►

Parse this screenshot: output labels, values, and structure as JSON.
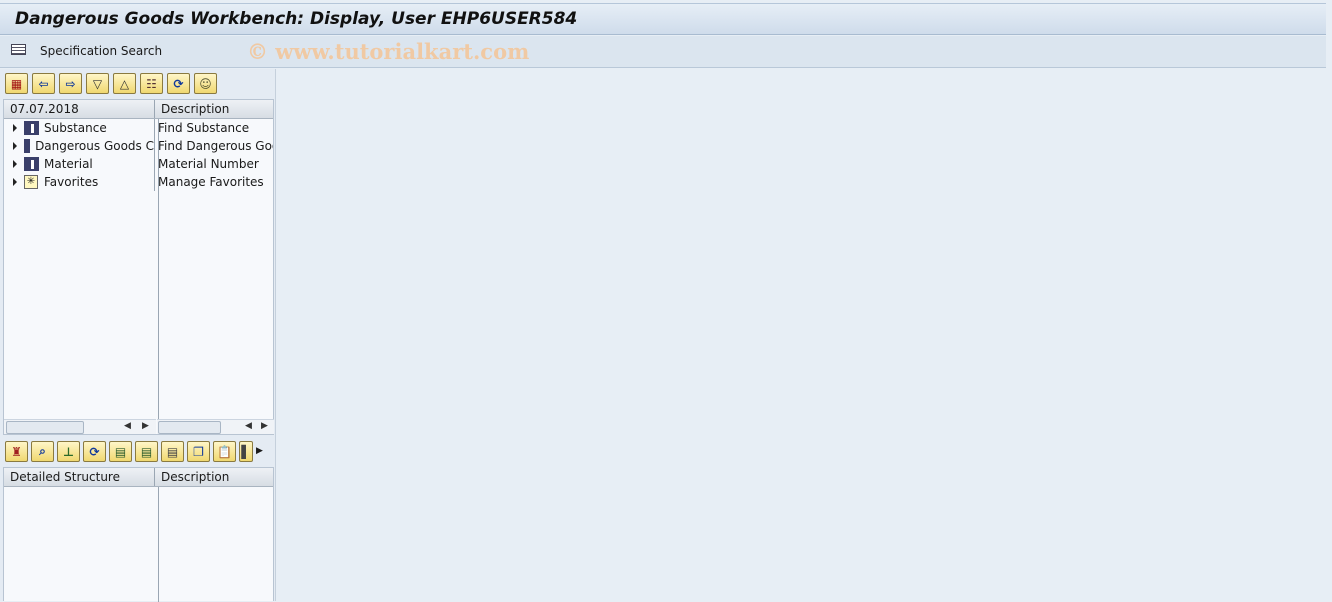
{
  "window": {
    "title": "Dangerous Goods Workbench: Display, User EHP6USER584"
  },
  "appbar": {
    "specification_search": "Specification Search",
    "watermark": "© www.tutorialkart.com"
  },
  "top_toolbar": [
    "calendar-icon",
    "arrow-left-icon",
    "arrow-right-icon",
    "expand-icon",
    "collapse-icon",
    "detail-icon",
    "refresh-icon",
    "users-icon"
  ],
  "tree": {
    "header": {
      "col1": "07.07.2018",
      "col2": "Description"
    },
    "rows": [
      {
        "label": "Substance",
        "description": "Find Substance",
        "icon": "binoculars-icon"
      },
      {
        "label": "Dangerous Goods C",
        "description": "Find Dangerous Good",
        "icon": "binoculars-icon"
      },
      {
        "label": "Material",
        "description": "Material Number",
        "icon": "binoculars-icon"
      },
      {
        "label": "Favorites",
        "description": "Manage Favorites",
        "icon": "favorites-icon"
      }
    ]
  },
  "bottom_toolbar": [
    "hat-icon",
    "search-icon",
    "hierarchy-icon",
    "refresh-icon",
    "list-edit-icon",
    "list-edit2-icon",
    "document-icon",
    "copy-icon",
    "paste-icon",
    "more-icon"
  ],
  "structure": {
    "header": {
      "col1": "Detailed Structure",
      "col2": "Description"
    }
  }
}
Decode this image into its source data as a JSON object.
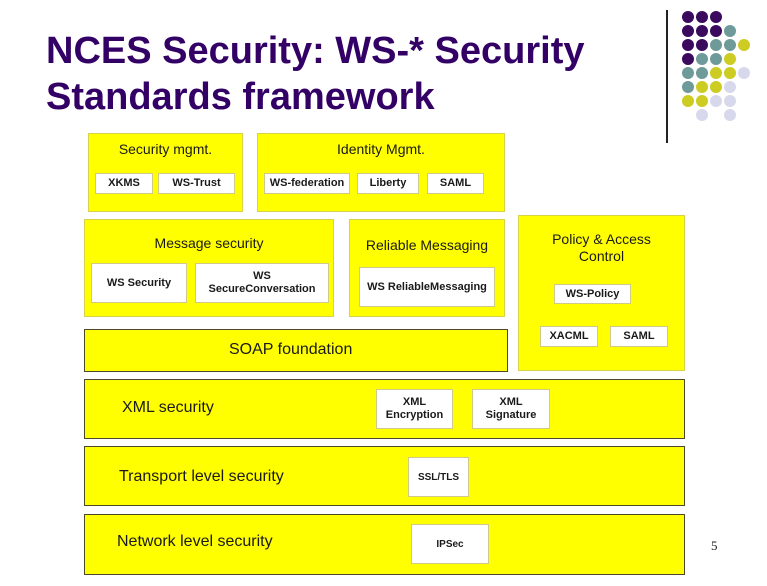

◄

| Problem to work on |
Word for word, quote the full listing, omitting every picture.

| Task solution |
Parse this screenshot: output labels, values, and structure as JSON.
{
  "window": {
    "title": "Dangerous Goods Workbench: Display, User EHP6USER584"
  },
  "appbar": {
    "specification_search": "Specification Search",
    "watermark": "© www.tutorialkart.com"
  },
  "top_toolbar": [
    "calendar-icon",
    "arrow-left-icon",
    "arrow-right-icon",
    "expand-icon",
    "collapse-icon",
    "detail-icon",
    "refresh-icon",
    "users-icon"
  ],
  "tree": {
    "header": {
      "col1": "07.07.2018",
      "col2": "Description"
    },
    "rows": [
      {
        "label": "Substance",
        "description": "Find Substance",
        "icon": "binoculars-icon"
      },
      {
        "label": "Dangerous Goods C",
        "description": "Find Dangerous Good",
        "icon": "binoculars-icon"
      },
      {
        "label": "Material",
        "description": "Material Number",
        "icon": "binoculars-icon"
      },
      {
        "label": "Favorites",
        "description": "Manage Favorites",
        "icon": "favorites-icon"
      }
    ]
  },
  "bottom_toolbar": [
    "hat-icon",
    "search-icon",
    "hierarchy-icon",
    "refresh-icon",
    "list-edit-icon",
    "list-edit2-icon",
    "document-icon",
    "copy-icon",
    "paste-icon",
    "more-icon"
  ],
  "structure": {
    "header": {
      "col1": "Detailed Structure",
      "col2": "Description"
    }
  }
}
Decode this image into its source data as a JSON object.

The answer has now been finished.